§ **Task requirements**
Search the listing below for the word "менее" and copy each line that holds it.
__________
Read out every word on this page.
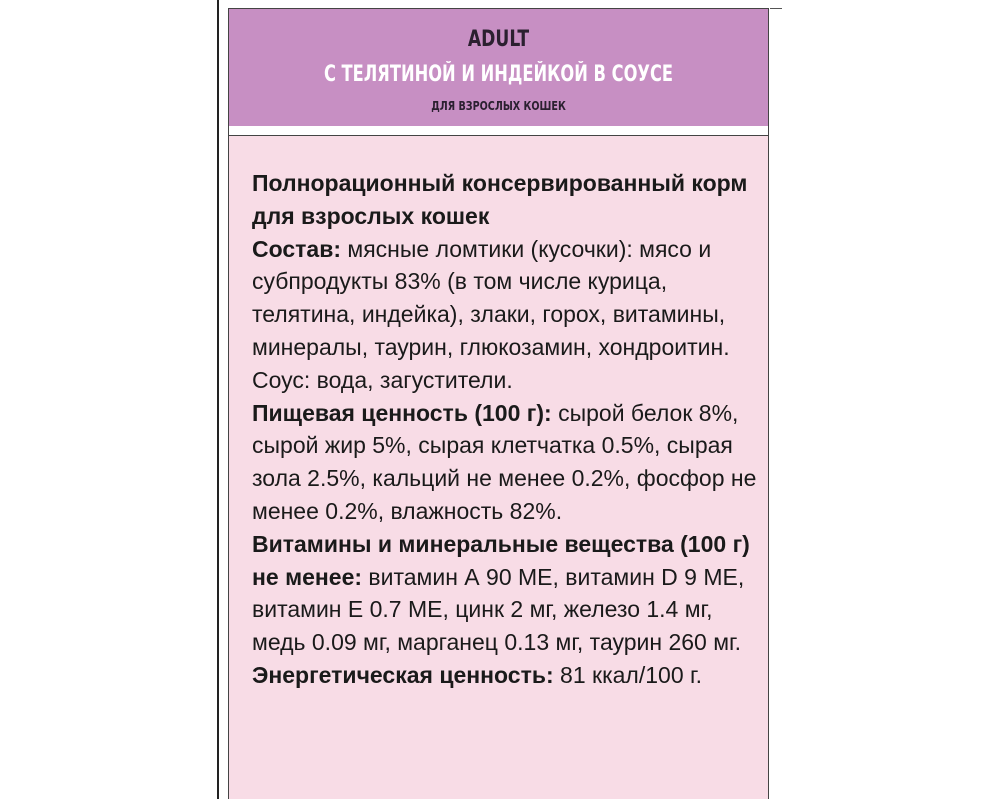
ADULT
С ТЕЛЯТИНОЙ И ИНДЕЙКОЙ В СОУСЕ
ДЛЯ ВЗРОСЛЫХ КОШЕК

Полнорационный консервированный корм для взрослых кошек

Состав: мясные ломтики (кусочки): мясо и субпродукты 83% (в том числе курица, телятина, индейка), злаки, горох, витамины, минералы, таурин, глюкозамин, хондроитин. Соус: вода, загустители.

Пищевая ценность (100 г): сырой белок 8%, сырой жир 5%, сырая клетчатка 0.5%, сырая зола 2.5%, кальций не менее 0.2%, фосфор не менее 0.2%, влажность 82%.

Витамины и минеральные вещества (100 г) не менее: витамин А 90 МЕ, витамин D 9 МЕ, витамин Е 0.7 МЕ, цинк 2 мг, железо 1.4 мг, медь 0.09 мг, марганец 0.13 мг, таурин 260 мг.

Энергетическая ценность: 81 ккал/100 г.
__________
§ **Solution for this problem**
Пищевая ценность (100 г): сырой белок 8%, сырой жир 5%, сырая клетчатка 0.5%, сырая зола 2.5%, кальций не менее 0.2%, фосфор не менее 0.2%, влажность 82%.
Витамины и минеральные вещества (100 г) не менее: витамин А 90 МЕ, витамин D 9 МЕ, витамин Е 0.7 МЕ, цинк 2 мг, железо 1.4 мг, медь 0.09 мг, марганец 0.13 мг, таурин 260 мг.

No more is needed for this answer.